═════ Data rows ═════

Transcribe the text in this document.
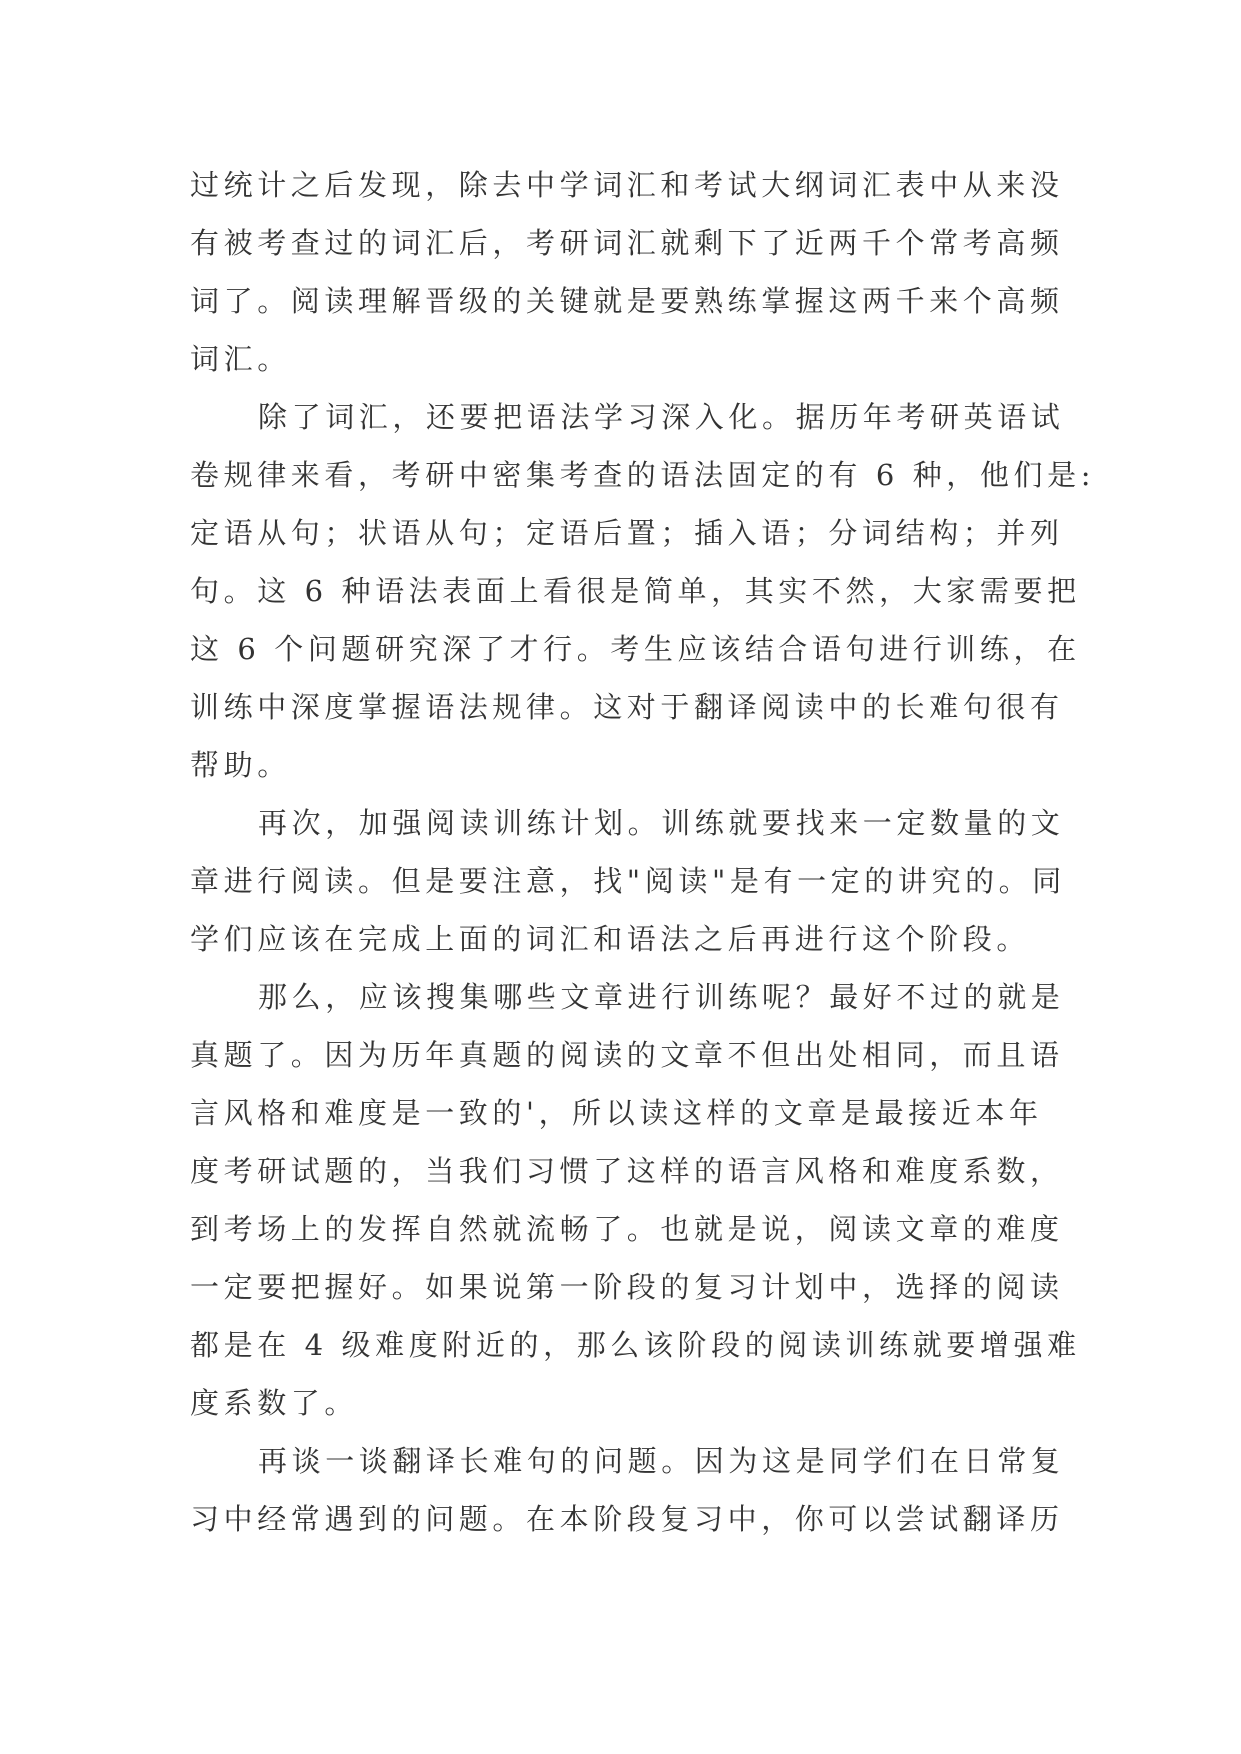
过统计之后发现，除去中学词汇和考试大纲词汇表中从来没
有被考查过的词汇后，考研词汇就剩下了近两千个常考高频
词了。阅读理解晋级的关键就是要熟练掌握这两千来个高频
词汇。
除了词汇，还要把语法学习深入化。据历年考研英语试
卷规律来看，考研中密集考查的语法固定的有 6 种，他们是:
定语从句；状语从句；定语后置；插入语；分词结构；并列
句。这 6 种语法表面上看很是简单，其实不然，大家需要把
这 6 个问题研究深了才行。考生应该结合语句进行训练，在
训练中深度掌握语法规律。这对于翻译阅读中的长难句很有
帮助。
再次，加强阅读训练计划。训练就要找来一定数量的文
章进行阅读。但是要注意，找"阅读"是有一定的讲究的。同
学们应该在完成上面的词汇和语法之后再进行这个阶段。
那么，应该搜集哪些文章进行训练呢？最好不过的就是
真题了。因为历年真题的阅读的文章不但出处相同，而且语
言风格和难度是一致的'，所以读这样的文章是最接近本年
度考研试题的，当我们习惯了这样的语言风格和难度系数，
到考场上的发挥自然就流畅了。也就是说，阅读文章的难度
一定要把握好。如果说第一阶段的复习计划中，选择的阅读
都是在 4 级难度附近的，那么该阶段的阅读训练就要增强难
度系数了。
再谈一谈翻译长难句的问题。因为这是同学们在日常复
习中经常遇到的问题。在本阶段复习中，你可以尝试翻译历
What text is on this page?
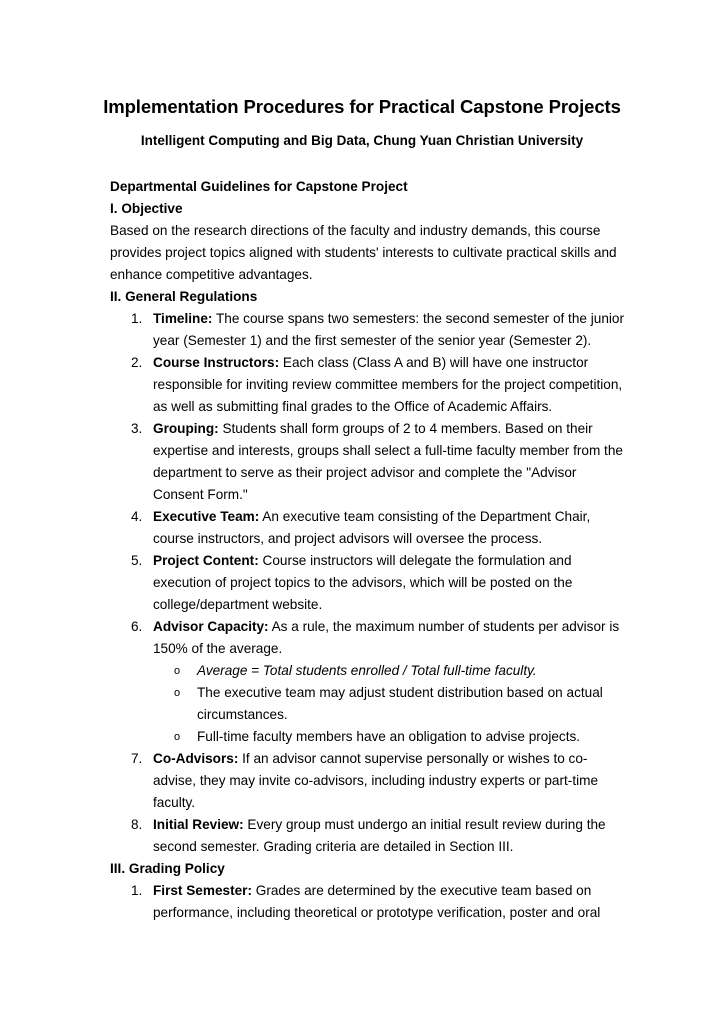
Implementation Procedures for Practical Capstone Projects
Intelligent Computing and Big Data, Chung Yuan Christian University

Departmental Guidelines for Capstone Project

I. Objective

Based on the research directions of the faculty and industry demands, this course provides project topics aligned with students' interests to cultivate practical skills and enhance competitive advantages.

II. General Regulations

1. Timeline: The course spans two semesters: the second semester of the junior year (Semester 1) and the first semester of the senior year (Semester 2).
2. Course Instructors: Each class (Class A and B) will have one instructor responsible for inviting review committee members for the project competition, as well as submitting final grades to the Office of Academic Affairs.
3. Grouping: Students shall form groups of 2 to 4 members. Based on their expertise and interests, groups shall select a full-time faculty member from the department to serve as their project advisor and complete the "Advisor Consent Form."
4. Executive Team: An executive team consisting of the Department Chair, course instructors, and project advisors will oversee the process.
5. Project Content: Course instructors will delegate the formulation and execution of project topics to the advisors, which will be posted on the college/department website.
6. Advisor Capacity: As a rule, the maximum number of students per advisor is 150% of the average.
o Average = Total students enrolled / Total full-time faculty.
o The executive team may adjust student distribution based on actual circumstances.
o Full-time faculty members have an obligation to advise projects.
7. Co-Advisors: If an advisor cannot supervise personally or wishes to co-advise, they may invite co-advisors, including industry experts or part-time faculty.
8. Initial Review: Every group must undergo an initial result review during the second semester. Grading criteria are detailed in Section III.

III. Grading Policy

1. First Semester: Grades are determined by the executive team based on performance, including theoretical or prototype verification, poster and oral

═════

→ **Directive**
Copy the listing in full and without alteration, omitting every picture.

→ **Exercise answer**
Transcribe the text in this document.
过统计之后发现，除去中学词汇和考试大纲词汇表中从来没
有被考查过的词汇后，考研词汇就剩下了近两千个常考高频
词了。阅读理解晋级的关键就是要熟练掌握这两千来个高频
词汇。
除了词汇，还要把语法学习深入化。据历年考研英语试
卷规律来看，考研中密集考查的语法固定的有 6 种，他们是:
定语从句；状语从句；定语后置；插入语；分词结构；并列
句。这 6 种语法表面上看很是简单，其实不然，大家需要把
这 6 个问题研究深了才行。考生应该结合语句进行训练，在
训练中深度掌握语法规律。这对于翻译阅读中的长难句很有
帮助。
再次，加强阅读训练计划。训练就要找来一定数量的文
章进行阅读。但是要注意，找"阅读"是有一定的讲究的。同
学们应该在完成上面的词汇和语法之后再进行这个阶段。
那么，应该搜集哪些文章进行训练呢？最好不过的就是
真题了。因为历年真题的阅读的文章不但出处相同，而且语
言风格和难度是一致的'，所以读这样的文章是最接近本年
度考研试题的，当我们习惯了这样的语言风格和难度系数，
到考场上的发挥自然就流畅了。也就是说，阅读文章的难度
一定要把握好。如果说第一阶段的复习计划中，选择的阅读
都是在 4 级难度附近的，那么该阶段的阅读训练就要增强难
度系数了。
再谈一谈翻译长难句的问题。因为这是同学们在日常复
习中经常遇到的问题。在本阶段复习中，你可以尝试翻译历
What text is on this page?
Implementation Procedures for Practical Capstone Projects
Intelligent Computing and Big Data, Chung Yuan Christian University

Departmental Guidelines for Capstone Project

I. Objective

Based on the research directions of the faculty and industry demands, this course provides project topics aligned with students' interests to cultivate practical skills and enhance competitive advantages.

II. General Regulations

1. Timeline: The course spans two semesters: the second semester of the junior year (Semester 1) and the first semester of the senior year (Semester 2).
2. Course Instructors: Each class (Class A and B) will have one instructor responsible for inviting review committee members for the project competition, as well as submitting final grades to the Office of Academic Affairs.
3. Grouping: Students shall form groups of 2 to 4 members. Based on their expertise and interests, groups shall select a full-time faculty member from the department to serve as their project advisor and complete the "Advisor Consent Form."
4. Executive Team: An executive team consisting of the Department Chair, course instructors, and project advisors will oversee the process.
5. Project Content: Course instructors will delegate the formulation and execution of project topics to the advisors, which will be posted on the college/department website.
6. Advisor Capacity: As a rule, the maximum number of students per advisor is 150% of the average.
o Average = Total students enrolled / Total full-time faculty.
o The executive team may adjust student distribution based on actual circumstances.
o Full-time faculty members have an obligation to advise projects.
7. Co-Advisors: If an advisor cannot supervise personally or wishes to co-advise, they may invite co-advisors, including industry experts or part-time faculty.
8. Initial Review: Every group must undergo an initial result review during the second semester. Grading criteria are detailed in Section III.

III. Grading Policy

1. First Semester: Grades are determined by the executive team based on performance, including theoretical or prototype verification, poster and oral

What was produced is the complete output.